> **Problem statement**: Only lines holding the string "mortality" are wanted; copy each one from the material.

A block of data:
########
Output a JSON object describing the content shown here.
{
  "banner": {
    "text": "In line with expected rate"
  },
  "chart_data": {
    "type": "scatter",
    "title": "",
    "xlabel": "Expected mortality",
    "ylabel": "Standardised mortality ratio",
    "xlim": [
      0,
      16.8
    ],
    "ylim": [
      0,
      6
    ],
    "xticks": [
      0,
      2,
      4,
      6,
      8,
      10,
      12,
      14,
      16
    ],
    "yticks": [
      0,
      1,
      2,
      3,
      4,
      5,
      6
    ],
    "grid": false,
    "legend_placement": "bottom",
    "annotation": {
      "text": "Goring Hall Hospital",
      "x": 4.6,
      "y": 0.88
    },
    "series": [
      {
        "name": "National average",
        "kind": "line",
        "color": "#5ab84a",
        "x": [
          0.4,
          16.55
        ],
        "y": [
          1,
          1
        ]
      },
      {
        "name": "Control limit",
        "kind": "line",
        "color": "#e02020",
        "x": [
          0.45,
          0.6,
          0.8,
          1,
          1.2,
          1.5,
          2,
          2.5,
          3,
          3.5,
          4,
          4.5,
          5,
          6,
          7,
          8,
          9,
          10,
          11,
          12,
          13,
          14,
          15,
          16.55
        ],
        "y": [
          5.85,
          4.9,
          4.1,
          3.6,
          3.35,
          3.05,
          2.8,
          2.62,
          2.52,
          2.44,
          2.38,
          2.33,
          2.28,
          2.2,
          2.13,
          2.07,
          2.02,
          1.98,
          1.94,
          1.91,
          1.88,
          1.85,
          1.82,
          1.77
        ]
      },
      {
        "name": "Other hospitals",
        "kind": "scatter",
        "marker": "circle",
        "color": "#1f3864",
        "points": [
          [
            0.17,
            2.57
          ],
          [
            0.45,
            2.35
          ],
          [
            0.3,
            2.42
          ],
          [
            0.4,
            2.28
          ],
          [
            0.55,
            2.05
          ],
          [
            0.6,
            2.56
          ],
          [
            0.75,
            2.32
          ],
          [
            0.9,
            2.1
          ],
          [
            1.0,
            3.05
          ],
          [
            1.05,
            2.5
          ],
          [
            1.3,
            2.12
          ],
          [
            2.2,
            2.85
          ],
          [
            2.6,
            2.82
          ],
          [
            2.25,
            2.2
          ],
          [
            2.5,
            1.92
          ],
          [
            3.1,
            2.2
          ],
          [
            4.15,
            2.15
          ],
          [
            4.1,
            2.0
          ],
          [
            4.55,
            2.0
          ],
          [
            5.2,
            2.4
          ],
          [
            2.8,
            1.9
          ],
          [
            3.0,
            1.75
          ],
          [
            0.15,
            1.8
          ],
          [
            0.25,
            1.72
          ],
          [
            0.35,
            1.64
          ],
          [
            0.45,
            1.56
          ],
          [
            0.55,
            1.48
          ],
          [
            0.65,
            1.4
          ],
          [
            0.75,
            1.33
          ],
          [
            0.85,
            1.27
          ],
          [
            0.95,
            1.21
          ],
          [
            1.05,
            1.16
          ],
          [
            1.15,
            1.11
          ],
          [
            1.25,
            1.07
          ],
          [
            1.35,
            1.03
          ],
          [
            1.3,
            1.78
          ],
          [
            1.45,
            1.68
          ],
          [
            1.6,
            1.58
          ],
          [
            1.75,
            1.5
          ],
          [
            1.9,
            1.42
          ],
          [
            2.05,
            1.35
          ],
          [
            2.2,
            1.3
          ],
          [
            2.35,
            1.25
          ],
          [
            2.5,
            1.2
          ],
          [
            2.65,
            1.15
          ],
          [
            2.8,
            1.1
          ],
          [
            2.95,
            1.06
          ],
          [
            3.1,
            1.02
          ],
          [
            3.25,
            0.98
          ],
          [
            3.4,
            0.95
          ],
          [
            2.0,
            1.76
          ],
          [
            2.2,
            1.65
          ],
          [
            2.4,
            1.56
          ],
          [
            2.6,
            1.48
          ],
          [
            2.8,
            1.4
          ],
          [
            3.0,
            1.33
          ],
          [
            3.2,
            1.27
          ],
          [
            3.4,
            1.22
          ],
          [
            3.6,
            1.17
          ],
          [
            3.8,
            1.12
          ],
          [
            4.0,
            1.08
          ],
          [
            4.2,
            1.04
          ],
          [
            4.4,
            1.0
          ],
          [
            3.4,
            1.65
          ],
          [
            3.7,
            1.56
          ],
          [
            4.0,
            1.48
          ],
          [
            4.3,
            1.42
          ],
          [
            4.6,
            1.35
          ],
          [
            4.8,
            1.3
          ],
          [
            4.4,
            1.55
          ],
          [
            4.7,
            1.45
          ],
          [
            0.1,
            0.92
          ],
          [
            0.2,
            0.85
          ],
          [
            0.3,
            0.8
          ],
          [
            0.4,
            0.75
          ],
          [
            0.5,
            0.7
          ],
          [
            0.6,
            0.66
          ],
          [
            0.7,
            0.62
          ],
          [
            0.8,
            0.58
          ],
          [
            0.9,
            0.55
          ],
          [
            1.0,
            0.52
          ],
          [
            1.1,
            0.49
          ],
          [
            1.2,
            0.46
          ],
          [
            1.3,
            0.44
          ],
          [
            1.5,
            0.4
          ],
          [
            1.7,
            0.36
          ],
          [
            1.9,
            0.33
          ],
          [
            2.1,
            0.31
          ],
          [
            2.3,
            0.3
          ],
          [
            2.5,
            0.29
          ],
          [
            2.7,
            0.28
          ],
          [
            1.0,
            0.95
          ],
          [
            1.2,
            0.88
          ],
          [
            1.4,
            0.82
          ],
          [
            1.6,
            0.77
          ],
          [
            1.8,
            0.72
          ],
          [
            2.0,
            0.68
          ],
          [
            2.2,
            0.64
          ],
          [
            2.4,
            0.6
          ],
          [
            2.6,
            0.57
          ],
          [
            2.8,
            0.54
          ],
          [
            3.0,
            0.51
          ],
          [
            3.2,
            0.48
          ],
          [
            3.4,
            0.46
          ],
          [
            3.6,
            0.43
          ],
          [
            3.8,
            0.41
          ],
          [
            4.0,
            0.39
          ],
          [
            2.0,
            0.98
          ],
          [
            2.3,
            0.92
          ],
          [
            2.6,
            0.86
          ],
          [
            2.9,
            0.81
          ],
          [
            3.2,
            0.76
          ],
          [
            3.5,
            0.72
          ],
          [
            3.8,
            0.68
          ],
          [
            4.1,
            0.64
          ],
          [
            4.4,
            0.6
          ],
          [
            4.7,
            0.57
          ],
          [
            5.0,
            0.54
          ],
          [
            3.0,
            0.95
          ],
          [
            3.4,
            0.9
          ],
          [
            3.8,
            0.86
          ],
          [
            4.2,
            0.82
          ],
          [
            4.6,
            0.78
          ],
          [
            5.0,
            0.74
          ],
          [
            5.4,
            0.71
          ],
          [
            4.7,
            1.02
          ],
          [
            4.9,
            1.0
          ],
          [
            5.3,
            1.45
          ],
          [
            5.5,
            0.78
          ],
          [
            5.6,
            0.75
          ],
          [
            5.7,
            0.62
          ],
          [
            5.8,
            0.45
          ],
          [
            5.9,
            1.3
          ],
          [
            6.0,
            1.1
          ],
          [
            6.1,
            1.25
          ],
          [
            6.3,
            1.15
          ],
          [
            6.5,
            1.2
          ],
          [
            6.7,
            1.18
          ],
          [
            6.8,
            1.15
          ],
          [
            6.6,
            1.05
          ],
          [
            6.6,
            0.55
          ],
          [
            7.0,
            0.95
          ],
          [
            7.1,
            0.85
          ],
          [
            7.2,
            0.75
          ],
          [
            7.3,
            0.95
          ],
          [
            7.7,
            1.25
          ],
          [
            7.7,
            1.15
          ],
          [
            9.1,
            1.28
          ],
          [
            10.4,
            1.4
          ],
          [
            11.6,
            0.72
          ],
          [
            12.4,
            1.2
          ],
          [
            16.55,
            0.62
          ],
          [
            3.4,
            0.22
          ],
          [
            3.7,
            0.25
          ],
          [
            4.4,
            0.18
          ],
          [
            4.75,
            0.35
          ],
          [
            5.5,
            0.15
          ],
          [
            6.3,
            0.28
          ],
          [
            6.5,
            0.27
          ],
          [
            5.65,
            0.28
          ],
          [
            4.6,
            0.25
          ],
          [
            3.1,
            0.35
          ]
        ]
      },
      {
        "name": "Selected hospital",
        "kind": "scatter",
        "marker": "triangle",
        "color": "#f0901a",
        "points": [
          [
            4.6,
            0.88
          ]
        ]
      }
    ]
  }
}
########
> **Task result**:
    "xlabel": "Expected mortality",
    "ylabel": "Standardised mortality ratio",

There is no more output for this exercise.